- _ESERCIZI DA SVOLGERE_:
1. Elenca tutti i luoghi indicati con un nome proprio nell'articolo sul centro sociale di via Antinori.
2. Riscrivi in forma più breve il paragrafo dell'articolo sul centro sociale di via Antinori che comincia con "I lavori sono finanziati", mantenendone i fatti principali.
3. Prosegui l'articolo sul centro sociale di via Antinori dal punto in cui termina.

___ TESTO SELEZIONATO ___

Progettazione al via per il centro sociale di via Antinori

La struttura ricreativa e residenziale è riservata ai disabili Il “cubo” sorgerà al posto della palestra del liceo Classico
L’AQUILA. È stata affidata dal Comune dell’Aquila la progettazione esecutiva per la «realizzazione di un centro sociale ricreativo e residenziale per diversamente abili in via Antinori» nel centro storico cittadino (zona piazza Chiarino). La giunta comunale nel 2019 aveva approvato il progetto per la demolizione e ricostruzione della struttura che in passato aveva ospitato la palestra del liceo Classico. Al suo posto sorgerà un edificio a forma di cubo con tutte le tecnologie più avanzate (in particolare dal punto di vista energetico) destinata a ospitare, appunto, un centro per persone diversamente abili.
I lavori sono finanziati in parte con una donazione fatta al Comune dalla Protezione civile che aveva raccolto a sua volta donazioni private, donazione che risale al 2010. Originariamente il Centro sarebbe dovuto sorgere a Pagliare di Sassa.
La giunta comunale sin dal marzo 2017 (sindaco Massimo Cialente) aveva espresso «la volontà di avviare un intervento di riqualificazione edilizia ed urbana nell’area di via Antinori», intervento che prevedeva “la demolizione del capannone e la sua ricostruzione con volume inferiore, a distanza di legge dagli edifici limitrofi, e la ridestinazione d’uso di entrambi gli immobili di proprietà a valere sui fondi provenienti dalle donazioni private assegnate al Comune dal dipartimento della Protezione civile destinate a co-finanziare la realizzazione di un centro per persone diversamente abili da realizzare originariamente a Pagliare di Sassa, donazioni pari a 1.200.000 euro come da protocollo d’intesa tra Comune dell’Aquila e Dipartimento di protezione Civile del 16 marzo 2010».

___ DATI IN ESAME ___

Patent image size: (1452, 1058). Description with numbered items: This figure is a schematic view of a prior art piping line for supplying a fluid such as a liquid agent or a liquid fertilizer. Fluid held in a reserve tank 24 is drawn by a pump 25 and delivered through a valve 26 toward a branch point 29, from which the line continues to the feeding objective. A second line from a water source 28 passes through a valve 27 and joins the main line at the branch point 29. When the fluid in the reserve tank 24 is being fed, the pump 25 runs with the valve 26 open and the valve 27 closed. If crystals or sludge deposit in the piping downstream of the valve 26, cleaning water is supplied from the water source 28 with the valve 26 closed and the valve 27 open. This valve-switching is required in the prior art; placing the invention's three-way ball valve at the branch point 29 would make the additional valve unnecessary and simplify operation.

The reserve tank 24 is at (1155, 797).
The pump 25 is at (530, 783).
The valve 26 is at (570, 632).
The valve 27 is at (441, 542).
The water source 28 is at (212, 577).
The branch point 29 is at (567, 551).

___

- _RISPOSTE_:
1. L'Aquila, via Antinori, piazza Chiarino, Pagliare di Sassa

2. I lavori sono finanziati in parte da una donazione del 2010, che la Protezione civile ha fatto al Comune dopo averla raccolta da privati. In origine il Centro doveva sorgere a Pagliare di Sassa.

3.
Nel protocollo il Comune dell’Aquila si impegnava tra l’altro a promuovere la costituzione di una fondazione denominata “Con Noi e dopo” e a reperire le risorse mancanti al raggiungimento dello scopo, a curare la progettazione, l’affidamento per la realizzazione, anche per stralci funzionali, e il collaudo, garantendo la rispondenza del progetto alle normative di settore. Nella delibera del 2107 la giunta prendeva atto che la Fondazione “Con noi e dopo” non si è mai costituita «a causa della successiva indisponibilità della Caritas diocesana alla partecipazione alla Fondazione e che a distanza di più di sette anni dallo stanziamento dei suddetti fondi appare più che opportuno destinare gli stessi a un intervento che persegue le stesse finalità, seppur in altro luogo e con dimensioni più ridotte».
Quindi non più Pagliare di Sassa, ma via Antinori all’Aquila, nella zona di piazza Chiarino, al posto della vecchia palestra.
Il 31 agosto 2017 (amministrazione Biondi) con una determina veniva affidato l’incarico per redazione del progetto di fattibilità tecnica ed economica di demolizione e ricostruzione dell’immobile comunale in via Antinori.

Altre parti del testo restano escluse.